Requirements:
Find every line in the records that holds the string "touch". Copy each one.

** Start Material provided **

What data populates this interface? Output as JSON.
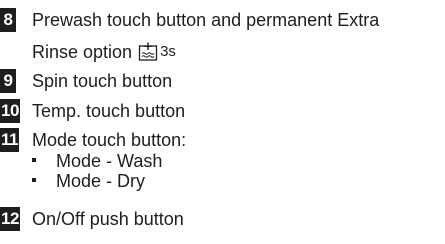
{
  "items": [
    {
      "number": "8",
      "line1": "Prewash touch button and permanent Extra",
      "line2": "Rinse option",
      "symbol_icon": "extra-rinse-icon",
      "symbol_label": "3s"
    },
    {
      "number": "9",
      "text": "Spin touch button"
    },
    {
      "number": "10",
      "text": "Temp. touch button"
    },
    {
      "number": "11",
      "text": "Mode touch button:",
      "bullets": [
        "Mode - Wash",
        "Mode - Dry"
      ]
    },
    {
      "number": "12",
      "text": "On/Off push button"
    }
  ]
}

** End Material provided **
** Start Material provided **

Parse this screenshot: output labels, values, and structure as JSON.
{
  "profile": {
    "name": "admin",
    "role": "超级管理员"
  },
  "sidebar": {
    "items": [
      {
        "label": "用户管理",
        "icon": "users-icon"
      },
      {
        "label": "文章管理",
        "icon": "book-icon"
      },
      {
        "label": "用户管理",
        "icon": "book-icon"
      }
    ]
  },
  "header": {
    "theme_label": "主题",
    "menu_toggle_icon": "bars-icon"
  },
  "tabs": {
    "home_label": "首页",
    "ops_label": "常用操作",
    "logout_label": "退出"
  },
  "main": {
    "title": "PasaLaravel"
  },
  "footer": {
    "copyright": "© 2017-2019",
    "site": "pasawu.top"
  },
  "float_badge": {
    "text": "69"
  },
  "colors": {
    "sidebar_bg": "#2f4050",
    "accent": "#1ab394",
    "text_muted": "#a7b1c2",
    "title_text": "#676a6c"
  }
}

** End Material provided **
** Start Material provided **

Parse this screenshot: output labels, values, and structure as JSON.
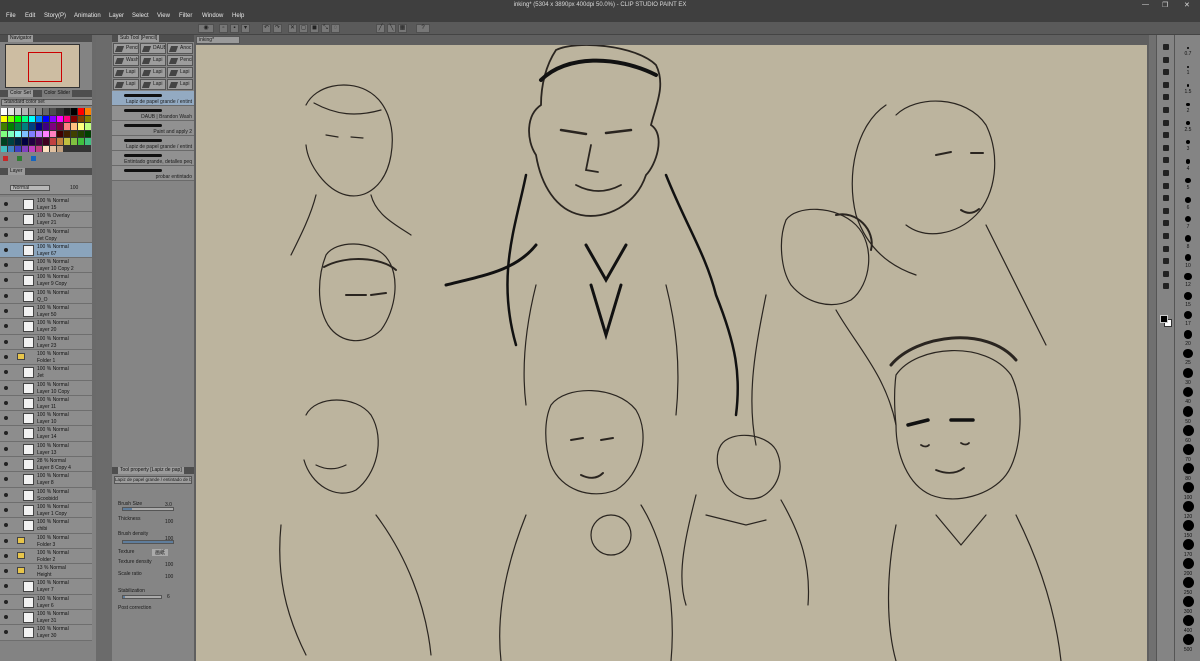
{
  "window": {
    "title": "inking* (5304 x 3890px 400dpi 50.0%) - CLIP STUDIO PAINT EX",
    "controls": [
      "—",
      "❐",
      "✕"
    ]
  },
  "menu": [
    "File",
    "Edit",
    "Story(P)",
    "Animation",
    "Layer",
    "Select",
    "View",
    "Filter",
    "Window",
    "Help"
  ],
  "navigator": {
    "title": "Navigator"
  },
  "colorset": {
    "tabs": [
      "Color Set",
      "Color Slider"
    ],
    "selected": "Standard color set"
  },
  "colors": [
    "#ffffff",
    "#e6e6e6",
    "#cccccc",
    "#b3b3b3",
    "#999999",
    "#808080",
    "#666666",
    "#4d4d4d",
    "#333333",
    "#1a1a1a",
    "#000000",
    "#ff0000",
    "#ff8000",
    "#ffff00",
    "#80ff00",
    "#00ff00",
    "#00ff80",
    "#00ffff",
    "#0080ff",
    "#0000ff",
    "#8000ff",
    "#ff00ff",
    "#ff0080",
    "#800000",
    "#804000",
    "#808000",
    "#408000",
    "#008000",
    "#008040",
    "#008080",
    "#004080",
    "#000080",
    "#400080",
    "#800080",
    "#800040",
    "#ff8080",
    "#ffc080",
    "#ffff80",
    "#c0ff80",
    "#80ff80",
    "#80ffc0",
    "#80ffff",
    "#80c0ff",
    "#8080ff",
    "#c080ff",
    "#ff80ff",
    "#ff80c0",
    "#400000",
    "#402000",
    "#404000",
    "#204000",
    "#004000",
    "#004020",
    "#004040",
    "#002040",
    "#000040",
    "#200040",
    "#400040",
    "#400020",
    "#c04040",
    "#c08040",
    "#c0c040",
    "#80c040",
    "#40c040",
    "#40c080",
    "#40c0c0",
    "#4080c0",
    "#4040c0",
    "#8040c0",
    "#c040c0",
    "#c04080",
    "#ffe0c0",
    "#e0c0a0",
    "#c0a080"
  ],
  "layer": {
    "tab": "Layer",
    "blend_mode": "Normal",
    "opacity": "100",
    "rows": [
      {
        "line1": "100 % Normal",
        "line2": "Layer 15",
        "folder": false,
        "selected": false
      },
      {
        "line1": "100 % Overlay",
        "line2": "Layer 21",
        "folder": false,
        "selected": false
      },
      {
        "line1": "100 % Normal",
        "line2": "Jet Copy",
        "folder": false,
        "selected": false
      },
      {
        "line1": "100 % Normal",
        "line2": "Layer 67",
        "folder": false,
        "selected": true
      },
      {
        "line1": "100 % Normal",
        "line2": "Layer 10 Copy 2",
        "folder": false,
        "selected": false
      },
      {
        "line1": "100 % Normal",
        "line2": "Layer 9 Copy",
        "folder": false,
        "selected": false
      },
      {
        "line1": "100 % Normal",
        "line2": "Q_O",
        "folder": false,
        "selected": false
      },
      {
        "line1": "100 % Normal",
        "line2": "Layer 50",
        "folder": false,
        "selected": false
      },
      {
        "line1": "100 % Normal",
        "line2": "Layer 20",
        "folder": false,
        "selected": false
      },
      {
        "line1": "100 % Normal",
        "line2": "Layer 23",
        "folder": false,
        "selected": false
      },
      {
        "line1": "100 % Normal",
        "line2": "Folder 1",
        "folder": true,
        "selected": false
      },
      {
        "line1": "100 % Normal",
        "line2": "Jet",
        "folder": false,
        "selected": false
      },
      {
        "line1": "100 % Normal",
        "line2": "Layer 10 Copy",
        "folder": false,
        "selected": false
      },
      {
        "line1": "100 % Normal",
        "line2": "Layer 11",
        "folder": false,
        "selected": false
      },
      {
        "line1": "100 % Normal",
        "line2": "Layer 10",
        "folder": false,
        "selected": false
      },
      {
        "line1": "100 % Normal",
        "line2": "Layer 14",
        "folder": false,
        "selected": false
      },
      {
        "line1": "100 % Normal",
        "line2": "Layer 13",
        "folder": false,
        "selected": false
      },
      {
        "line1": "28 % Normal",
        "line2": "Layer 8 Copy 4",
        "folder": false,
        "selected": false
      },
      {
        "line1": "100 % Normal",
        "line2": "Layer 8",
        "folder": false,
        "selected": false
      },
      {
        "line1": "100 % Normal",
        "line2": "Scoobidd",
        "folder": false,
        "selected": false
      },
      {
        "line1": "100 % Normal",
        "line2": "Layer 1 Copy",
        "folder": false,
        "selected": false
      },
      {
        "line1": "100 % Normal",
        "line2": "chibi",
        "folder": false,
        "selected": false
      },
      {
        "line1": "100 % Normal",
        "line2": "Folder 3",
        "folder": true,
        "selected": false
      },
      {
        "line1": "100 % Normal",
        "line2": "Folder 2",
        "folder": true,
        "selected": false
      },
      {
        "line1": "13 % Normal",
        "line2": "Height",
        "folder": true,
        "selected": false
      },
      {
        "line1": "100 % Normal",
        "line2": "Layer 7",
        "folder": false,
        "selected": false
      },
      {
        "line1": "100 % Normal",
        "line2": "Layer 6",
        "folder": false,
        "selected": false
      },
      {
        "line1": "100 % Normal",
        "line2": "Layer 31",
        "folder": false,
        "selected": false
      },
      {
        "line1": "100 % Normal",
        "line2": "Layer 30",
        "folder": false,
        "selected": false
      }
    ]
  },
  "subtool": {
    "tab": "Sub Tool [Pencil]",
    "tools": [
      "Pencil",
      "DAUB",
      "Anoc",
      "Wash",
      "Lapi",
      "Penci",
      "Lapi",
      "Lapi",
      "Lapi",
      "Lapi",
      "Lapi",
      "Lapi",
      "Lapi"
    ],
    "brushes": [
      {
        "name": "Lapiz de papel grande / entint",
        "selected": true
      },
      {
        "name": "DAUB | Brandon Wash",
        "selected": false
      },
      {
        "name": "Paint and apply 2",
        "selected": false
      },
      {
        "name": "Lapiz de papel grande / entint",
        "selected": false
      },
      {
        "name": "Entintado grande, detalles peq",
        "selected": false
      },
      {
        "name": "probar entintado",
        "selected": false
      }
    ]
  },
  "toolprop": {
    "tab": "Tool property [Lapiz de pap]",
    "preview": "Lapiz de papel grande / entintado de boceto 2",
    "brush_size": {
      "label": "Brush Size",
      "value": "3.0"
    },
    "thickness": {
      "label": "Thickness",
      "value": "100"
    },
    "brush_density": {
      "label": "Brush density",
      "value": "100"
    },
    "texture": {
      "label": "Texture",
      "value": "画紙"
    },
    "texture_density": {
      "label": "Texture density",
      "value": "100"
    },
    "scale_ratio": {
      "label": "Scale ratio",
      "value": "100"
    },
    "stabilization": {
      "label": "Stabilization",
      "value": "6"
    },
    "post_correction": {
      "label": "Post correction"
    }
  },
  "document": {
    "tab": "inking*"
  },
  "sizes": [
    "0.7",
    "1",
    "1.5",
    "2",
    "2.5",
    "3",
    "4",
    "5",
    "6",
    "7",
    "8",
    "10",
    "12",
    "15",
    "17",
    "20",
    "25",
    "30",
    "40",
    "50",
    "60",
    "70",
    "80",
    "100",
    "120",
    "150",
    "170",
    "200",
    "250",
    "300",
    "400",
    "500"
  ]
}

** End Material provided **

Full output:
      "line1": "Prewash touch button and permanent Extra",
      "text": "Spin touch button"
      "text": "Temp. touch button"
      "text": "Mode touch button:",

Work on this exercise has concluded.